Lines of data

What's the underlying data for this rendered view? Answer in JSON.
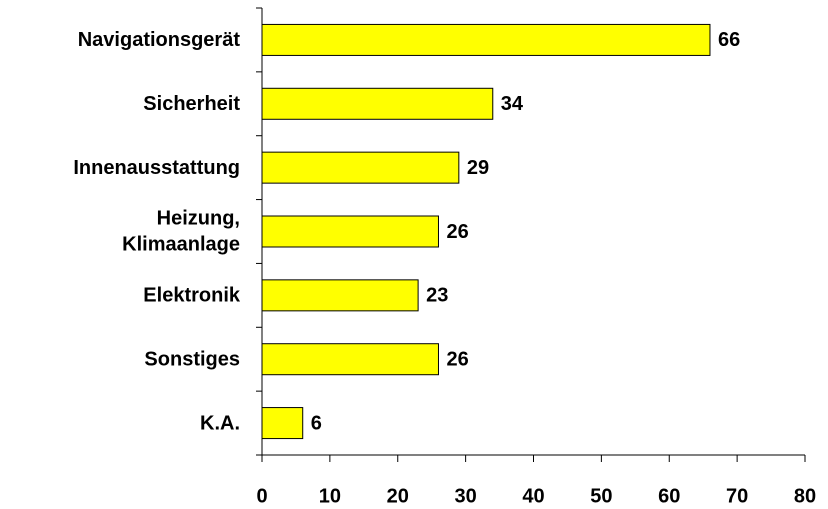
{
  "chart_data": {
    "type": "bar",
    "orientation": "horizontal",
    "categories": [
      "Navigationsgerät",
      "Sicherheit",
      "Innenausstattung",
      "Heizung,\nKlimaanlage",
      "Elektronik",
      "Sonstiges",
      "K.A."
    ],
    "values": [
      66,
      34,
      29,
      26,
      23,
      26,
      6
    ],
    "color": "#ffff00",
    "xlim": [
      0,
      80
    ],
    "xticks": [
      0,
      10,
      20,
      30,
      40,
      50,
      60,
      70,
      80
    ],
    "grid": false
  }
}
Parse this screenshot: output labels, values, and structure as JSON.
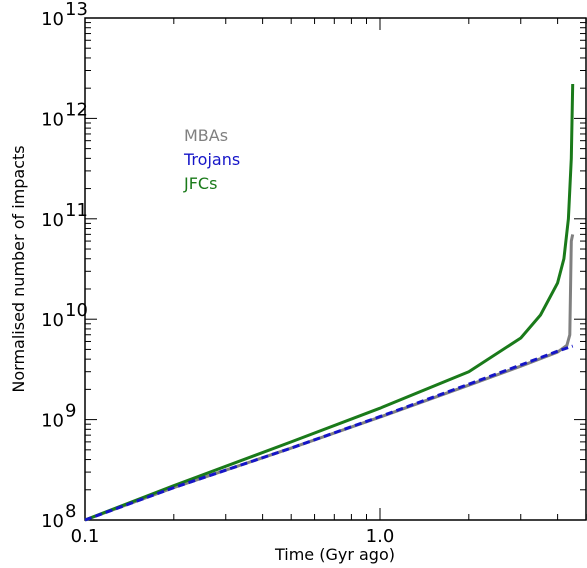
{
  "chart_data": {
    "type": "line",
    "title": "",
    "xlabel": "Time (Gyr ago)",
    "ylabel": "Normalised number of impacts",
    "xscale": "log",
    "yscale": "log",
    "xlim": [
      0.1,
      4.6
    ],
    "ylim": [
      100000000,
      10000000000000
    ],
    "x_ticks": [
      {
        "value": 0.1,
        "label": "0.1"
      },
      {
        "value": 1.0,
        "label": "1.0"
      }
    ],
    "y_ticks": [
      {
        "value": 100000000,
        "base": "10",
        "exp": "8"
      },
      {
        "value": 1000000000,
        "base": "10",
        "exp": "9"
      },
      {
        "value": 10000000000,
        "base": "10",
        "exp": "10"
      },
      {
        "value": 100000000000,
        "base": "10",
        "exp": "11"
      },
      {
        "value": 1000000000000,
        "base": "10",
        "exp": "12"
      },
      {
        "value": 10000000000000,
        "base": "10",
        "exp": "13"
      }
    ],
    "legend_position": "upper-left",
    "series": [
      {
        "name": "MBAs",
        "color": "#808080",
        "dash": "solid",
        "points": [
          [
            0.1,
            100000000
          ],
          [
            0.2,
            210000000
          ],
          [
            0.5,
            520000000
          ],
          [
            1.0,
            1060000000
          ],
          [
            2.0,
            2200000000
          ],
          [
            3.0,
            3400000000
          ],
          [
            4.0,
            4700000000
          ],
          [
            4.3,
            5500000000
          ],
          [
            4.4,
            7000000000
          ],
          [
            4.45,
            60000000000
          ],
          [
            4.5,
            70000000000
          ]
        ]
      },
      {
        "name": "Trojans",
        "color": "#1515c8",
        "dash": "dashed",
        "points": [
          [
            0.1,
            100000000
          ],
          [
            0.2,
            210000000
          ],
          [
            0.5,
            520000000
          ],
          [
            1.0,
            1070000000
          ],
          [
            2.0,
            2250000000
          ],
          [
            3.0,
            3500000000
          ],
          [
            4.0,
            4800000000
          ],
          [
            4.5,
            5400000000
          ]
        ]
      },
      {
        "name": "JFCs",
        "color": "#1a7a1a",
        "dash": "solid",
        "points": [
          [
            0.1,
            100000000
          ],
          [
            0.2,
            220000000
          ],
          [
            0.5,
            600000000
          ],
          [
            1.0,
            1300000000
          ],
          [
            2.0,
            3000000000
          ],
          [
            3.0,
            6500000000
          ],
          [
            3.5,
            11000000000
          ],
          [
            4.0,
            23000000000
          ],
          [
            4.2,
            40000000000
          ],
          [
            4.35,
            100000000000
          ],
          [
            4.45,
            400000000000
          ],
          [
            4.5,
            2200000000000
          ]
        ]
      }
    ]
  }
}
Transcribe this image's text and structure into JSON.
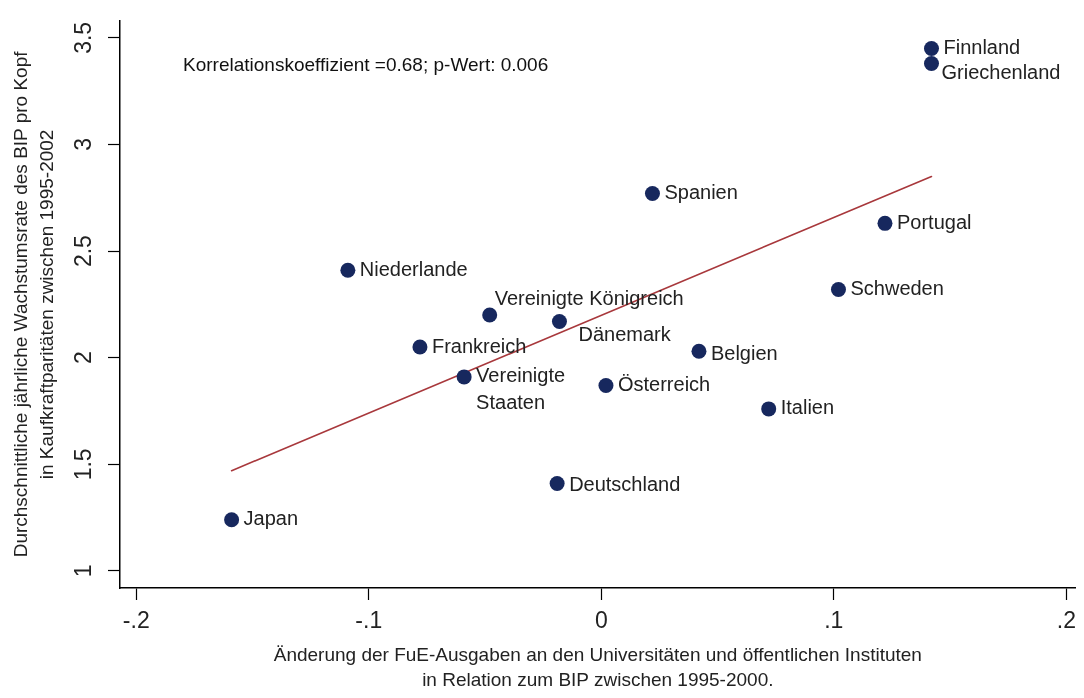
{
  "chart_data": {
    "type": "scatter",
    "xlabel": "Änderung der FuE-Ausgaben an den Universitäten und öffentlichen Instituten\nin Relation zum BIP zwischen 1995-2000.",
    "ylabel": "Durchschnittliche jährliche Wachstumsrate des BIP pro Kopf\nin Kaufkraftparitäten zwischen 1995-2002",
    "annotations": [
      "Korrelationskoeffizient =0.68; p-Wert: 0.006"
    ],
    "xlim": [
      -0.207,
      0.204
    ],
    "xticks": [
      {
        "value": -0.2,
        "label": "-.2"
      },
      {
        "value": -0.1,
        "label": "-.1"
      },
      0,
      {
        "value": 0.1,
        "label": ".1"
      },
      {
        "value": 0.2,
        "label": ".2"
      }
    ],
    "ylim": [
      0.92,
      3.58
    ],
    "yticks": [
      1,
      1.5,
      2,
      2.5,
      3,
      3.5
    ],
    "grid": false,
    "legend": false,
    "marker": "circle",
    "series": [
      {
        "name": "Finnland",
        "color": "#17285e",
        "x": [
          0.142
        ],
        "values": [
          3.45
        ]
      },
      {
        "name": "Griechenland",
        "color": "#17285e",
        "x": [
          0.142
        ],
        "values": [
          3.38
        ]
      },
      {
        "name": "Spanien",
        "color": "#17285e",
        "x": [
          0.022
        ],
        "values": [
          2.77
        ]
      },
      {
        "name": "Portugal",
        "color": "#17285e",
        "x": [
          0.122
        ],
        "values": [
          2.63
        ]
      },
      {
        "name": "Niederlande",
        "color": "#17285e",
        "x": [
          -0.109
        ],
        "values": [
          2.41
        ]
      },
      {
        "name": "Schweden",
        "color": "#17285e",
        "x": [
          0.102
        ],
        "values": [
          2.32
        ]
      },
      {
        "name": "Vereinigte Königreich",
        "color": "#17285e",
        "x": [
          -0.048
        ],
        "values": [
          2.2
        ]
      },
      {
        "name": "Dänemark",
        "color": "#17285e",
        "x": [
          -0.018
        ],
        "values": [
          2.17
        ]
      },
      {
        "name": "Frankreich",
        "color": "#17285e",
        "x": [
          -0.078
        ],
        "values": [
          2.05
        ]
      },
      {
        "name": "Belgien",
        "color": "#17285e",
        "x": [
          0.042
        ],
        "values": [
          2.03
        ]
      },
      {
        "name": "Vereinigte Staaten",
        "color": "#17285e",
        "x": [
          -0.059
        ],
        "values": [
          1.91
        ]
      },
      {
        "name": "Österreich",
        "color": "#17285e",
        "x": [
          0.002
        ],
        "values": [
          1.87
        ]
      },
      {
        "name": "Italien",
        "color": "#17285e",
        "x": [
          0.072
        ],
        "values": [
          1.76
        ]
      },
      {
        "name": "Deutschland",
        "color": "#17285e",
        "x": [
          -0.019
        ],
        "values": [
          1.41
        ]
      },
      {
        "name": "Japan",
        "color": "#17285e",
        "x": [
          -0.159
        ],
        "values": [
          1.24
        ]
      },
      {
        "type": "line",
        "color": "#a8383c",
        "x": [
          -0.159,
          0.142
        ],
        "values": [
          1.47,
          2.85
        ],
        "marker": "none",
        "line_style": "solid"
      }
    ]
  }
}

Written exercise: Gather every line from the listing above in which "JSON" appears, and copy those lines.

Solution to the problem:
What's the underlying data for this rendered view? Answer in JSON.
Parse this screenshot: output labels, values, and structure as JSON.
Transcribe this image's text and structure into JSON.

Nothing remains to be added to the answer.